* start PROVIDED TEXT *
Now, if you take a look at the output of this function, you can see that it's a dictionary with the key 'model', since that's what we're generating, and the actual model object as the value. If there were multiple outputs for this function, they would all be collected in this dictionary: 

In [None]:
print(knn_inform)

To assess how well this model has been calibrated, you can take a look at the [algorithm documentation] for more information about it, and you can explore the [introduction to RAIL interactive](https://rail-hub.readthedocs.io/projects/rail-notebooks/en/latest/interactive_examples/rendered/estimation_examples/Estimating_Redshifts_and_Comparing_Results_for_Different_Parameters.html) or the [01_Evaluation_by_Type](https://rail-hub.readthedocs.io/projects/rail-notebooks/en/latest/interactive_examples/rendered/evaluation_examples/01_Evaluation_by_Type.html) notebooks, which go into more detail about the process of evaluating the performance of estimation algorithm models. 

### Saving a model and using it with an estimator stage

The output of the inform stage is just a dictionary with the model under the "model" key. To make our lives easier, we can save this model to a file. That way, we only have to run the *estimator* method in the future, and supply the file name of the model we've just saved. This will make it so you can use this calibration without running the *informer* stage again. 

Let's start by saving the file (we recommend using the `pickle` module since that's what format most estimation algorithms expect the model to be in):


In [None]:
# write model file out here
with open("./knn_model.pkl", "wb") as fout:
    pickle.dump(obj=knn_inform["model"], file=fout, protocol=pickle.HIGHEST_PROTOCOL)
* end PROVIDED TEXT *
* start GIVEN MATERIAL *
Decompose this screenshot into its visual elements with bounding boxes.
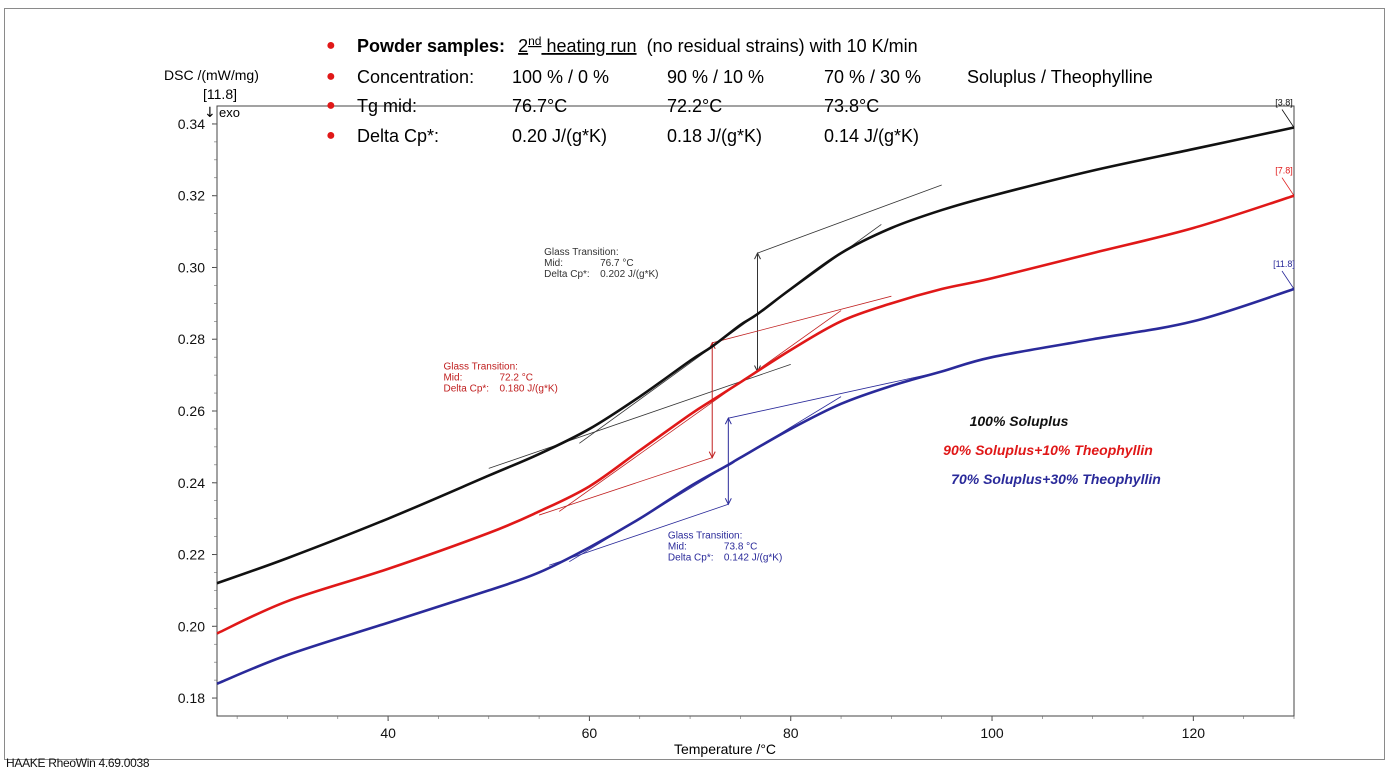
* end GIVEN MATERIAL *
* [JOBS]
(A) Translate this sentence from the notebook excerpt on saving a model into Spanish: "To make our lives easier, we can save this model to a file."
(B) Print the part of the notebook excerpt on saving a model between "To assess how" and "estimation algorithm models.", inclusive.
(C) Write what comes next in the notebook excerpt on saving a model, picking up after its final line.
These lines have no connection to the notebook excerpt on saving a model.

* [RESULTS FOR THE EXERCISE]
(A) Para facilitarnos la vida, podemos guardar este modelo en un archivo.

(B)
To assess how well this model has been calibrated, you can take a look at the [algorithm documentation] for more information about it, and you can explore the [introduction to RAIL interactive](https://rail-hub.readthedocs.io/projects/rail-notebooks/en/latest/interactive_examples/rendered/estimation_examples/Estimating_Redshifts_and_Comparing_Results_for_Different_Parameters.html) or the [01_Evaluation_by_Type](https://rail-hub.readthedocs.io/projects/rail-notebooks/en/latest/interactive_examples/rendered/evaluation_examples/01_Evaluation_by_Type.html) notebooks, which go into more detail about the process of evaluating the performance of estimation algorithm models.

(C)
### Estimate 

Now that our model is calibrated, we can use it to estimate the redshifts of the target data set. We provide the estimate algorithm with the target data set, and the filename of the model that we've trained, and any other necessary parameters:

In [None]:
knn_estimated = ri.estimation.algos.k_nearneigh.k_near_neigh_estimator(
    input_data=test_data, model="knn_model.pkl"
)

### Taking a look at your estimated redshifts 

Typically for photometric redshifts you would expect the algorithm to give you just a number with error bars. RAIL provides more detailed information about the photometric redshift estimate, so we give you the full probability distribution function for each target galaxy. This is a little more complex than just a table of numbers, so we use the `qp` library and its `Ensemble` data structure to help store it. 

Now let's take a look at what the output of the estimation stage actually looks like. Most estimation stages output an `Ensemble`, which is a data structure from the package `qp`. For more information, see [the qp documentation](https://qp.readthedocs.io/en/main/user_guide/datastructure.html).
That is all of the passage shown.